**WHAT IS BEING ASKED:** Copy each line in which the string "right" occurs.

**RECORDS SUPPLIED:**
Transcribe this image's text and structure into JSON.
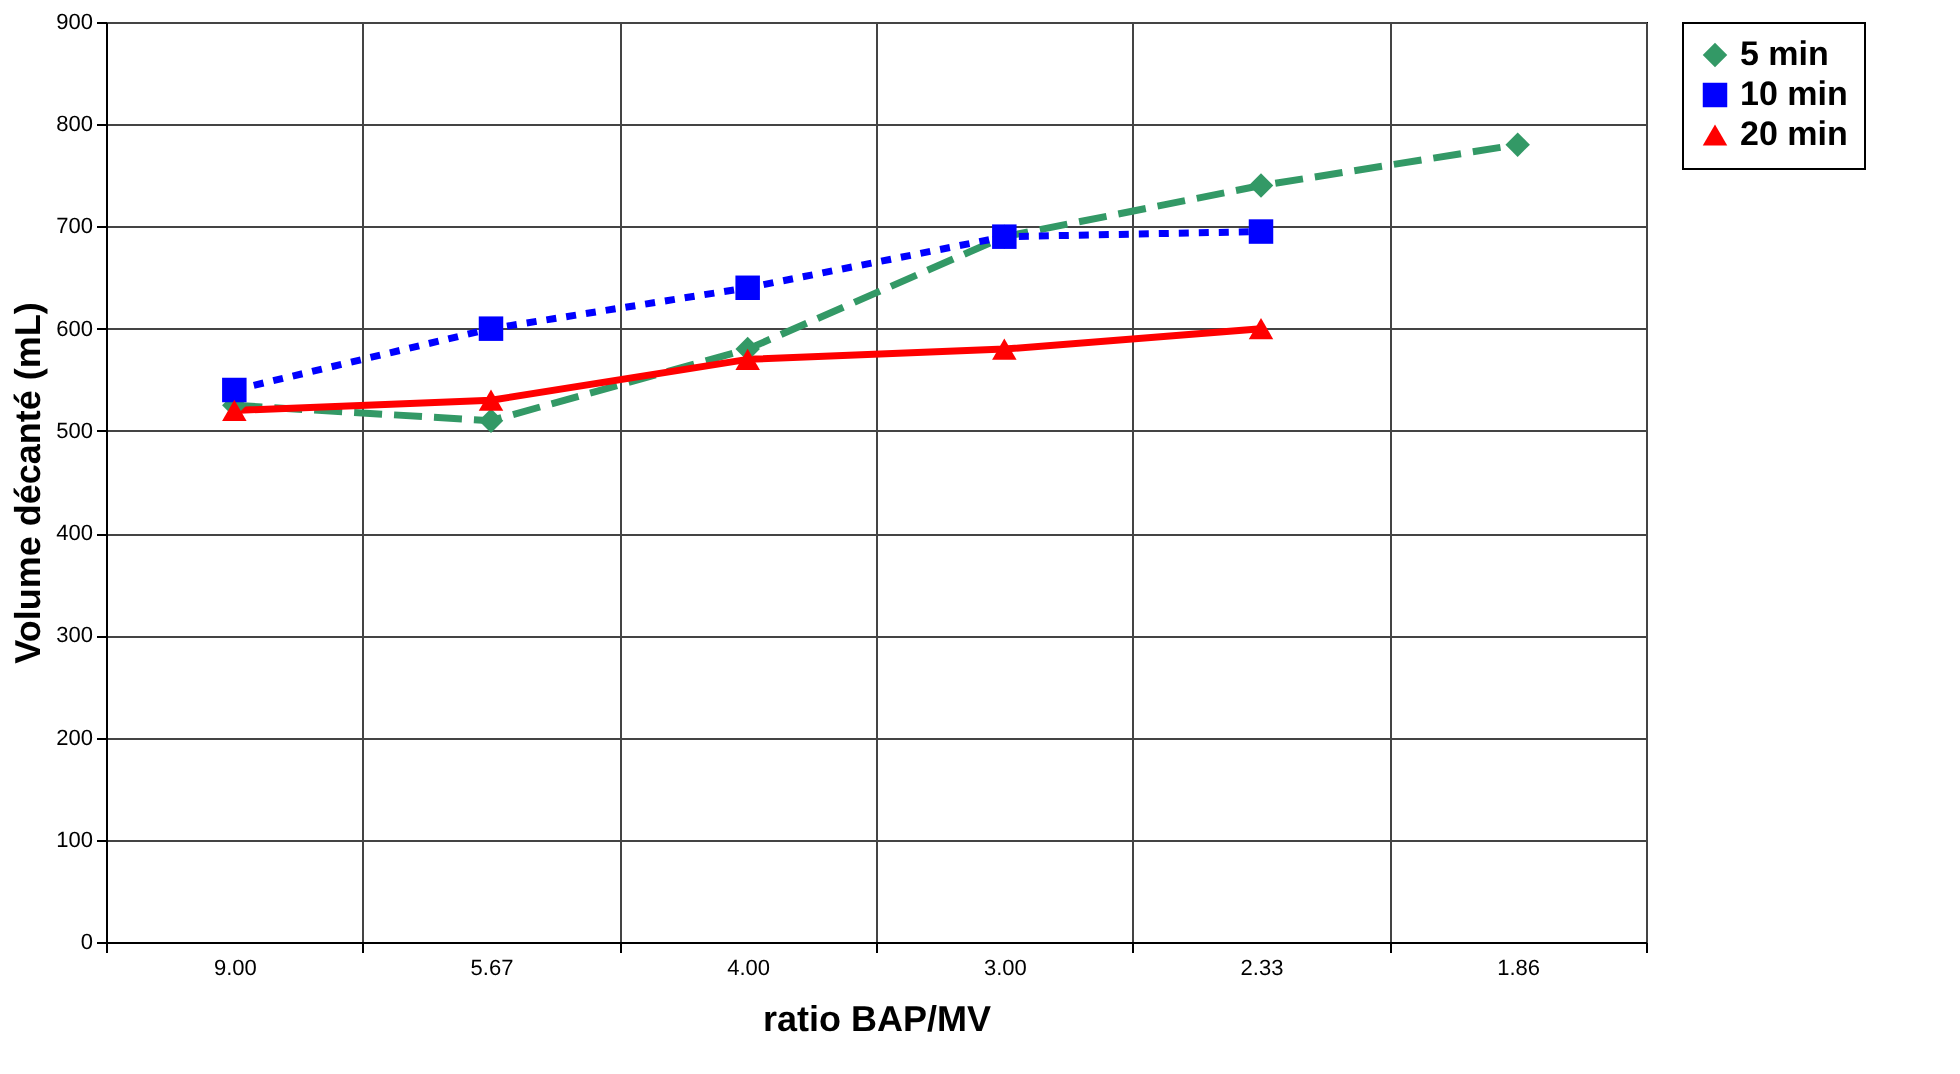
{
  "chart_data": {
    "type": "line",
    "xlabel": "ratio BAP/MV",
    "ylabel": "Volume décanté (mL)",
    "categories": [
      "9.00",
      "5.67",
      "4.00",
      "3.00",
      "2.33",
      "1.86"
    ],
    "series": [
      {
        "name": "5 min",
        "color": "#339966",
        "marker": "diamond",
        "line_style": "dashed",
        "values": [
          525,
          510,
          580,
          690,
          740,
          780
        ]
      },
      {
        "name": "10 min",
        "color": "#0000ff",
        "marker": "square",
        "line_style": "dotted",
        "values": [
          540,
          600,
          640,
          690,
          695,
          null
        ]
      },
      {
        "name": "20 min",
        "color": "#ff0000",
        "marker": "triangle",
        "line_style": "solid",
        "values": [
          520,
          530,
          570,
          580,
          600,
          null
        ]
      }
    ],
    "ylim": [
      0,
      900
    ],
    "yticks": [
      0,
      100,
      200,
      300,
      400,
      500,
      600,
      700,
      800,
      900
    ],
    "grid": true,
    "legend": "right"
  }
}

* * *

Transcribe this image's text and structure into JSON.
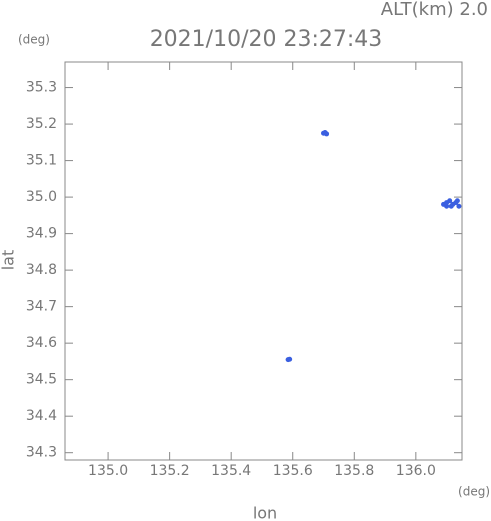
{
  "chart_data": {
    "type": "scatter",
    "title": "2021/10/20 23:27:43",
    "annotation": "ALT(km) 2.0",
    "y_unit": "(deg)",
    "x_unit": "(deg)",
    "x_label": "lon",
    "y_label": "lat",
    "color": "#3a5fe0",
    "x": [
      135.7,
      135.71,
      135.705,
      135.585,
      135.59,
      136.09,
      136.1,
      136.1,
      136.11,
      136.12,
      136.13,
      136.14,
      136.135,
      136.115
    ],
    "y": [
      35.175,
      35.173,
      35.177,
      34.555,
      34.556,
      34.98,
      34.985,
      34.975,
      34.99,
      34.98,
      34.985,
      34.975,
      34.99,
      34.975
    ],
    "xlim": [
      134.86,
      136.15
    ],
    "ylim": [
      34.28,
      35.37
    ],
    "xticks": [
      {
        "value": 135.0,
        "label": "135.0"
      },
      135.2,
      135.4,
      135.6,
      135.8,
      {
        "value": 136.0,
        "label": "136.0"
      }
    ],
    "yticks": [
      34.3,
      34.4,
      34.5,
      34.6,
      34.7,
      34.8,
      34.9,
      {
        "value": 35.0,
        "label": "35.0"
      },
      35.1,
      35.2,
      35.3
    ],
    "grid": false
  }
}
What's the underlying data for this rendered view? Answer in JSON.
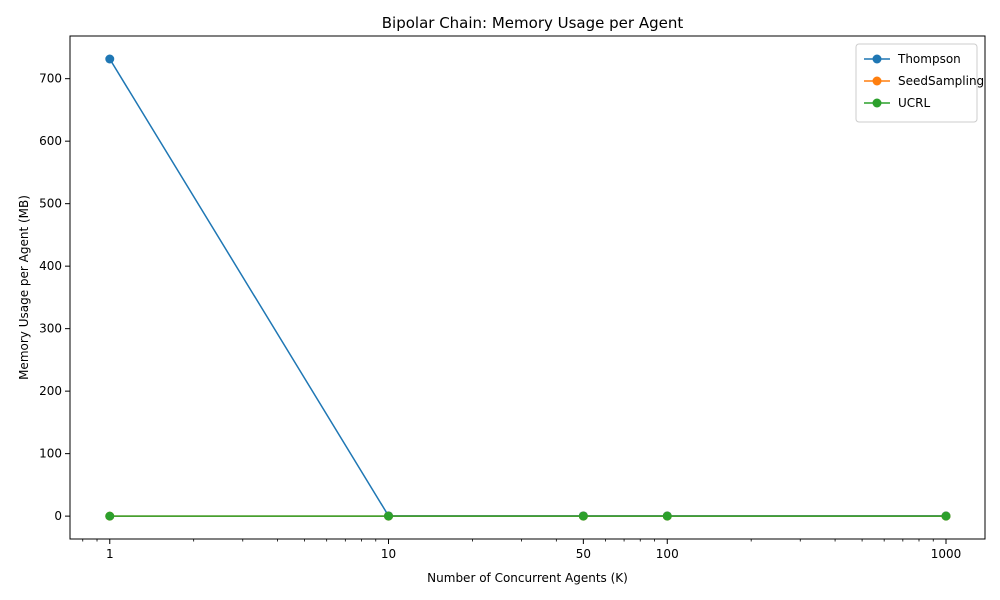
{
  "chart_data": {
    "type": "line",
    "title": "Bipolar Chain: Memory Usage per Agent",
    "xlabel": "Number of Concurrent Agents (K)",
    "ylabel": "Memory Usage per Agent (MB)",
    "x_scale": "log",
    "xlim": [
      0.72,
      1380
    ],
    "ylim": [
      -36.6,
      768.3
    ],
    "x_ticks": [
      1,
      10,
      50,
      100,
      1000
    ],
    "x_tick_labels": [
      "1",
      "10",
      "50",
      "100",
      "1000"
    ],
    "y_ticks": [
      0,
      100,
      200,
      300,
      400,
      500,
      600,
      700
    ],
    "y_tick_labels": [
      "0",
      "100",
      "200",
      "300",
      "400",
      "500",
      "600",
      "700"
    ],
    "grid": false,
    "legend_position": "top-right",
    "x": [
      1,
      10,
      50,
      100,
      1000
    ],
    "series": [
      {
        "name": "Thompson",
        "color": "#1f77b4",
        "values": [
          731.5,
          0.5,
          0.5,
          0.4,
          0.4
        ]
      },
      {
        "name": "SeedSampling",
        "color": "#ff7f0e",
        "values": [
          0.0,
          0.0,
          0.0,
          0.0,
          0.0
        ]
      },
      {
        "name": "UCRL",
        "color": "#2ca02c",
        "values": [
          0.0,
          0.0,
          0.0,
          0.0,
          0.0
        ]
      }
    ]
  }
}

**RESULT BELOW:**
    "legend": "right"
    "legend_position": "top-right",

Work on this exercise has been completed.